* **Aim of the task**: Return the material word for word. Do not include the pictures.

* **Records for the task**:
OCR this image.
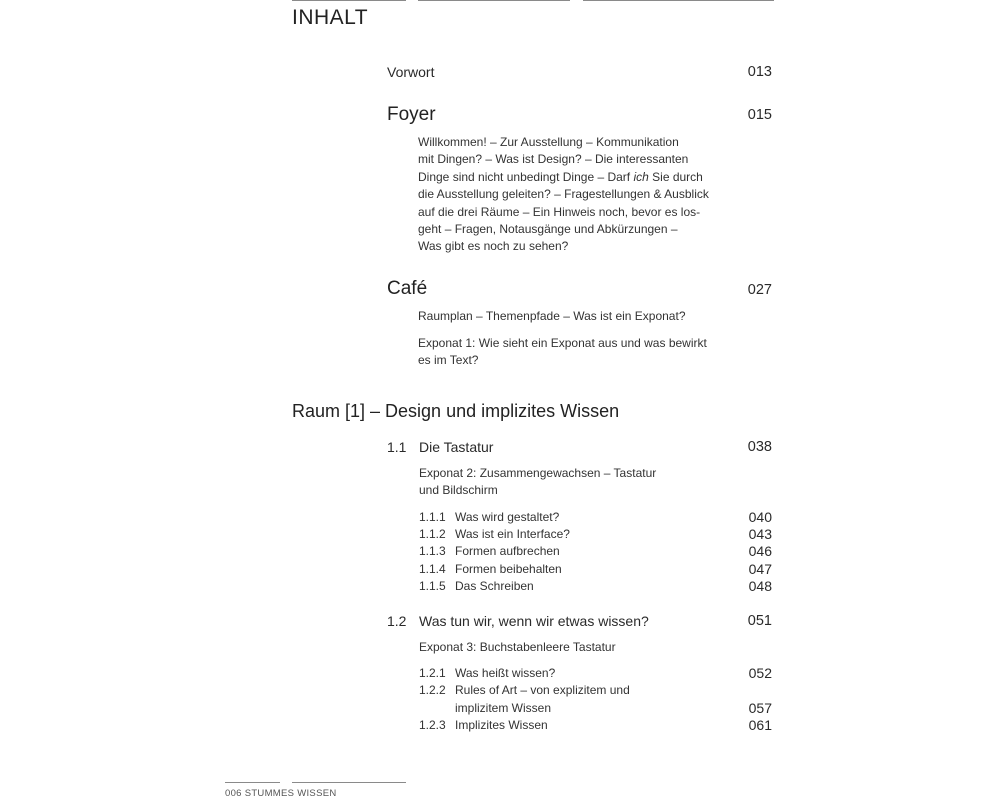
INHALT
Vorwort	013
Foyer	015
Willkommen! – Zur Ausstellung – Kommunikation
mit Dingen? – Was ist Design? – Die interessanten
Dinge sind nicht unbedingt Dinge – Darf ich Sie durch
die Ausstellung geleiten? – Fragestellungen & Ausblick
auf die drei Räume – Ein Hinweis noch, bevor es los-
geht – Fragen, Notausgänge und Abkürzungen –
Was gibt es noch zu sehen?
Café	027
Raumplan – Themenpfade – Was ist ein Exponat?
Exponat 1: Wie sieht ein Exponat aus und was bewirkt
es im Text?
Raum [1] – Design und implizites Wissen
1.1 Die Tastatur	038
Exponat 2: Zusammengewachsen – Tastatur
und Bildschirm
1.1.1 Was wird gestaltet?	040
1.1.2 Was ist ein Interface?	043
1.1.3 Formen aufbrechen	046
1.1.4 Formen beibehalten	047
1.1.5 Das Schreiben	048
1.2 Was tun wir, wenn wir etwas wissen?	051
Exponat 3: Buchstabenleere Tastatur
1.2.1 Was heißt wissen?	052
1.2.2 Rules of Art – von explizitem und
implizitem Wissen	057
1.2.3 Implizites Wissen	061
006 STUMMES WISSEN
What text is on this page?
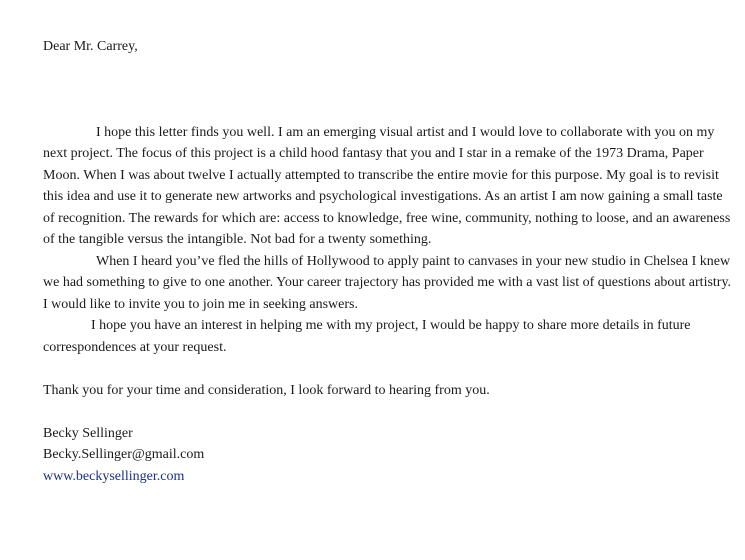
Dear Mr. Carrey,

I hope this letter finds you well. I am an emerging visual artist and I would love to collaborate with you on my next project. The focus of this project is a child hood fantasy that you and I star in a remake of the 1973 Drama, Paper Moon. When I was about twelve I actually attempted to transcribe the entire movie for this purpose. My goal is to revisit this idea and use it to generate new artworks and psychological investigations. As an artist I am now gaining a small taste of recognition. The rewards for which are: access to knowledge, free wine, community, nothing to loose, and an awareness of the tangible versus the intangible. Not bad for a twenty something.

When I heard you’ve fled the hills of Hollywood to apply paint to canvases in your new studio in Chelsea I knew we had something to give to one another. Your career trajectory has provided me with a vast list of questions about artistry. I would like to invite you to join me in seeking answers.

I hope you have an interest in helping me with my project, I would be happy to share more details in future correspondences at your request.

Thank you for your time and consideration, I look forward to hearing from you.

Becky Sellinger
Becky.Sellinger@gmail.com
www.beckysellinger.com
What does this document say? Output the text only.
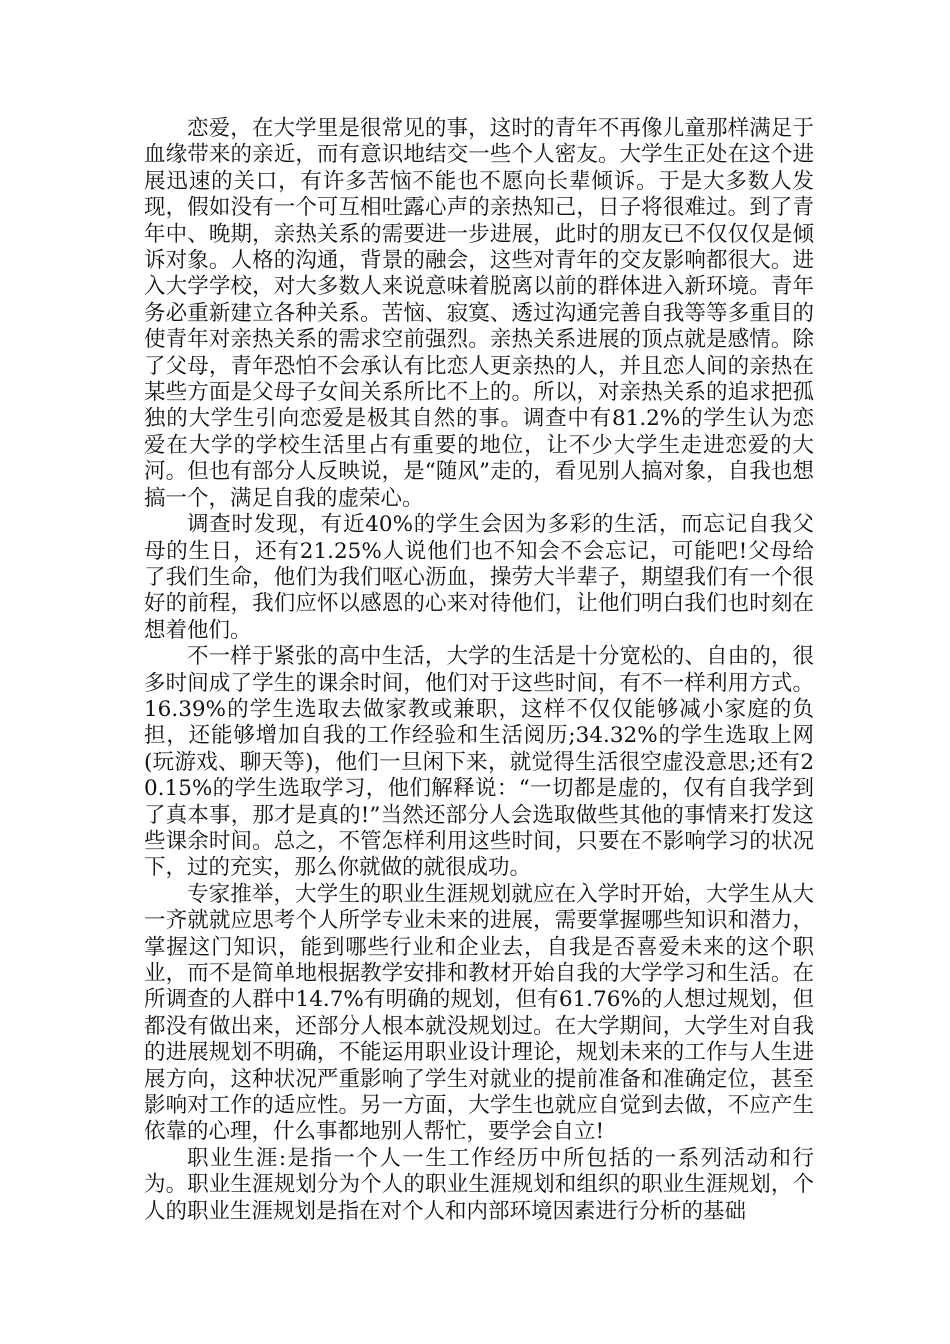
恋爱，在大学里是很常见的事，这时的青年不再像儿童那样满足于血缘带来的亲近，而有意识地结交一些个人密友。大学生正处在这个进展迅速的关口，有许多苦恼不能也不愿向长辈倾诉。于是大多数人发现，假如没有一个可互相吐露心声的亲热知己，日子将很难过。到了青年中、晚期，亲热关系的需要进一步进展，此时的朋友已不仅仅仅是倾诉对象。人格的沟通，背景的融会，这些对青年的交友影响都很大。进入大学学校，对大多数人来说意味着脱离以前的群体进入新环境。青年务必重新建立各种关系。苦恼、寂寞、透过沟通完善自我等等多重目的使青年对亲热关系的需求空前强烈。亲热关系进展的顶点就是感情。除了父母，青年恐怕不会承认有比恋人更亲热的人，并且恋人间的亲热在某些方面是父母子女间关系所比不上的。所以，对亲热关系的追求把孤独的大学生引向恋爱是极其自然的事。调查中有81.2%的学生认为恋爱在大学的学校生活里占有重要的地位，让不少大学生走进恋爱的大河。但也有部分人反映说，是“随风”走的，看见别人搞对象，自我也想搞一个，满足自我的虚荣心。

调查时发现，有近40%的学生会因为多彩的生活，而忘记自我父母的生日，还有21.25%人说他们也不知会不会忘记，可能吧!父母给了我们生命，他们为我们呕心沥血，操劳大半辈子，期望我们有一个很好的前程，我们应怀以感恩的心来对待他们，让他们明白我们也时刻在想着他们。

不一样于紧张的高中生活，大学的生活是十分宽松的、自由的，很多时间成了学生的课余时间，他们对于这些时间，有不一样利用方式。16.39%的学生选取去做家教或兼职，这样不仅仅能够减小家庭的负担，还能够增加自我的工作经验和生活阅历;34.32%的学生选取上网(玩游戏、聊天等)，他们一旦闲下来，就觉得生活很空虚没意思;还有20.15%的学生选取学习，他们解释说：“一切都是虚的，仅有自我学到了真本事，那才是真的!”当然还部分人会选取做些其他的事情来打发这些课余时间。总之，不管怎样利用这些时间，只要在不影响学习的状况下，过的充实，那么你就做的就很成功。

专家推举，大学生的职业生涯规划就应在入学时开始，大学生从大一齐就就应思考个人所学专业未来的进展，需要掌握哪些知识和潜力，掌握这门知识，能到哪些行业和企业去，自我是否喜爱未来的这个职业，而不是简单地根据教学安排和教材开始自我的大学学习和生活。在所调查的人群中14.7%有明确的规划，但有61.76%的人想过规划，但都没有做出来，还部分人根本就没规划过。在大学期间，大学生对自我的进展规划不明确，不能运用职业设计理论，规划未来的工作与人生进展方向，这种状况严重影响了学生对就业的提前准备和准确定位，甚至影响对工作的适应性。另一方面，大学生也就应自觉到去做，不应产生依靠的心理，什么事都地别人帮忙，要学会自立!

职业生涯:是指一个人一生工作经历中所包括的一系列活动和行为。职业生涯规划分为个人的职业生涯规划和组织的职业生涯规划，个人的职业生涯规划是指在对个人和内部环境因素进行分析的基础
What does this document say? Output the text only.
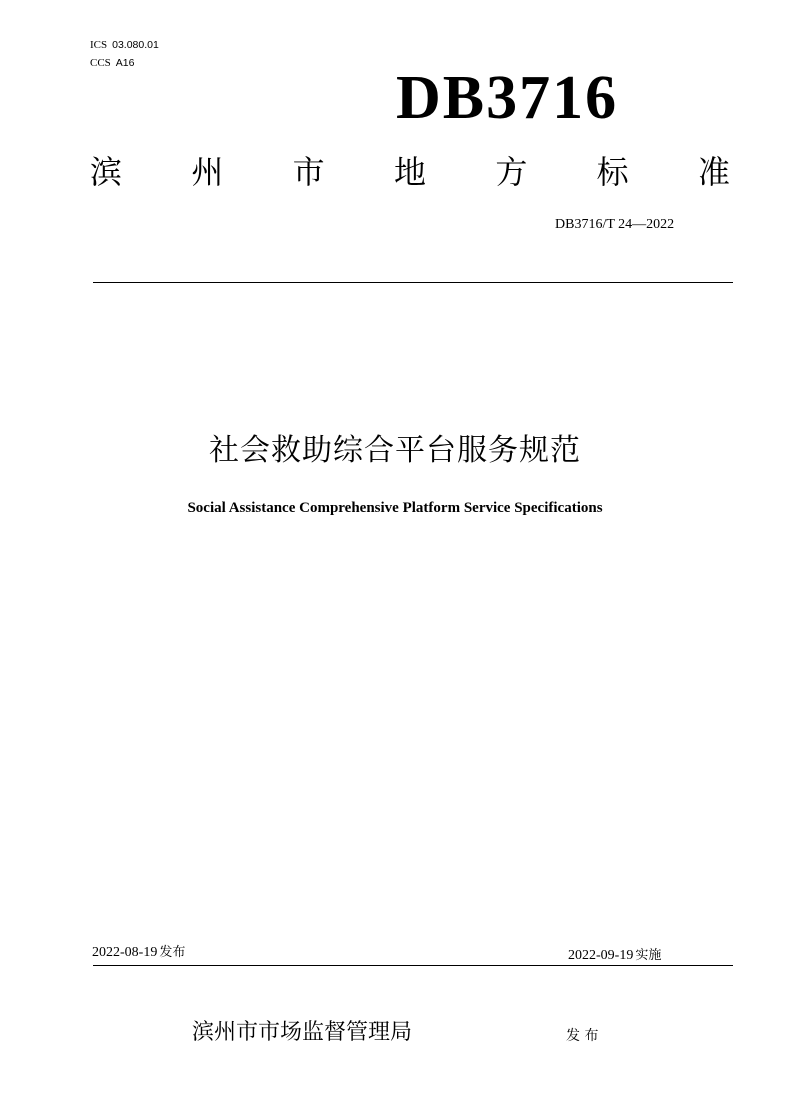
ICS 03.080.01
CCS A16
DB3716
滨 州 市 地 方 标 准
DB3716/T 24—2022
社会救助综合平台服务规范
Social Assistance Comprehensive Platform Service Specifications
2022-08-19 发布	2022-09-19 实施
滨州市市场监督管理局	发 布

* **Response to this exercise**:
OCR this image.
INHALT
Vorwort	013
Foyer	015
Willkommen! – Zur Ausstellung – Kommunikation
mit Dingen? – Was ist Design? – Die interessanten
Dinge sind nicht unbedingt Dinge – Darf ich Sie durch
die Ausstellung geleiten? – Fragestellungen & Ausblick
auf die drei Räume – Ein Hinweis noch, bevor es los-
geht – Fragen, Notausgänge und Abkürzungen –
Was gibt es noch zu sehen?
Café	027
Raumplan – Themenpfade – Was ist ein Exponat?
Exponat 1: Wie sieht ein Exponat aus und was bewirkt
es im Text?
Raum [1] – Design und implizites Wissen
1.1 Die Tastatur	038
Exponat 2: Zusammengewachsen – Tastatur
und Bildschirm
1.1.1 Was wird gestaltet?	040
1.1.2 Was ist ein Interface?	043
1.1.3 Formen aufbrechen	046
1.1.4 Formen beibehalten	047
1.1.5 Das Schreiben	048
1.2 Was tun wir, wenn wir etwas wissen?	051
Exponat 3: Buchstabenleere Tastatur
1.2.1 Was heißt wissen?	052
1.2.2 Rules of Art – von explizitem und
implizitem Wissen	057
1.2.3 Implizites Wissen	061
006 STUMMES WISSEN
What text is on this page?
Dear Mr. Carrey,

I hope this letter finds you well. I am an emerging visual artist and I would love to collaborate with you on my next project. The focus of this project is a child hood fantasy that you and I star in a remake of the 1973 Drama, Paper Moon. When I was about twelve I actually attempted to transcribe the entire movie for this purpose. My goal is to revisit this idea and use it to generate new artworks and psychological investigations. As an artist I am now gaining a small taste of recognition. The rewards for which are: access to knowledge, free wine, community, nothing to loose, and an awareness of the tangible versus the intangible. Not bad for a twenty something.

When I heard you’ve fled the hills of Hollywood to apply paint to canvases in your new studio in Chelsea I knew we had something to give to one another. Your career trajectory has provided me with a vast list of questions about artistry. I would like to invite you to join me in seeking answers.

I hope you have an interest in helping me with my project, I would be happy to share more details in future correspondences at your request.

Thank you for your time and consideration, I look forward to hearing from you.

Becky Sellinger
Becky.Sellinger@gmail.com
www.beckysellinger.com
What does this document say? Output the text only.
恋爱，在大学里是很常见的事，这时的青年不再像儿童那样满足于血缘带来的亲近，而有意识地结交一些个人密友。大学生正处在这个进展迅速的关口，有许多苦恼不能也不愿向长辈倾诉。于是大多数人发现，假如没有一个可互相吐露心声的亲热知己，日子将很难过。到了青年中、晚期，亲热关系的需要进一步进展，此时的朋友已不仅仅仅是倾诉对象。人格的沟通，背景的融会，这些对青年的交友影响都很大。进入大学学校，对大多数人来说意味着脱离以前的群体进入新环境。青年务必重新建立各种关系。苦恼、寂寞、透过沟通完善自我等等多重目的使青年对亲热关系的需求空前强烈。亲热关系进展的顶点就是感情。除了父母，青年恐怕不会承认有比恋人更亲热的人，并且恋人间的亲热在某些方面是父母子女间关系所比不上的。所以，对亲热关系的追求把孤独的大学生引向恋爱是极其自然的事。调查中有81.2%的学生认为恋爱在大学的学校生活里占有重要的地位，让不少大学生走进恋爱的大河。但也有部分人反映说，是“随风”走的，看见别人搞对象，自我也想搞一个，满足自我的虚荣心。

调查时发现，有近40%的学生会因为多彩的生活，而忘记自我父母的生日，还有21.25%人说他们也不知会不会忘记，可能吧!父母给了我们生命，他们为我们呕心沥血，操劳大半辈子，期望我们有一个很好的前程，我们应怀以感恩的心来对待他们，让他们明白我们也时刻在想着他们。

不一样于紧张的高中生活，大学的生活是十分宽松的、自由的，很多时间成了学生的课余时间，他们对于这些时间，有不一样利用方式。16.39%的学生选取去做家教或兼职，这样不仅仅能够减小家庭的负担，还能够增加自我的工作经验和生活阅历;34.32%的学生选取上网(玩游戏、聊天等)，他们一旦闲下来，就觉得生活很空虚没意思;还有20.15%的学生选取学习，他们解释说：“一切都是虚的，仅有自我学到了真本事，那才是真的!”当然还部分人会选取做些其他的事情来打发这些课余时间。总之，不管怎样利用这些时间，只要在不影响学习的状况下，过的充实，那么你就做的就很成功。

专家推举，大学生的职业生涯规划就应在入学时开始，大学生从大一齐就就应思考个人所学专业未来的进展，需要掌握哪些知识和潜力，掌握这门知识，能到哪些行业和企业去，自我是否喜爱未来的这个职业，而不是简单地根据教学安排和教材开始自我的大学学习和生活。在所调查的人群中14.7%有明确的规划，但有61.76%的人想过规划，但都没有做出来，还部分人根本就没规划过。在大学期间，大学生对自我的进展规划不明确，不能运用职业设计理论，规划未来的工作与人生进展方向，这种状况严重影响了学生对就业的提前准备和准确定位，甚至影响对工作的适应性。另一方面，大学生也就应自觉到去做，不应产生依靠的心理，什么事都地别人帮忙，要学会自立!

职业生涯:是指一个人一生工作经历中所包括的一系列活动和行为。职业生涯规划分为个人的职业生涯规划和组织的职业生涯规划，个人的职业生涯规划是指在对个人和内部环境因素进行分析的基础
What does this document say? Output the text only.
ICS 03.080.01
CCS A16
DB3716
滨 州 市 地 方 标 准
DB3716/T 24—2022
社会救助综合平台服务规范
Social Assistance Comprehensive Platform Service Specifications
2022-08-19 发布	2022-09-19 实施
滨州市市场监督管理局	发 布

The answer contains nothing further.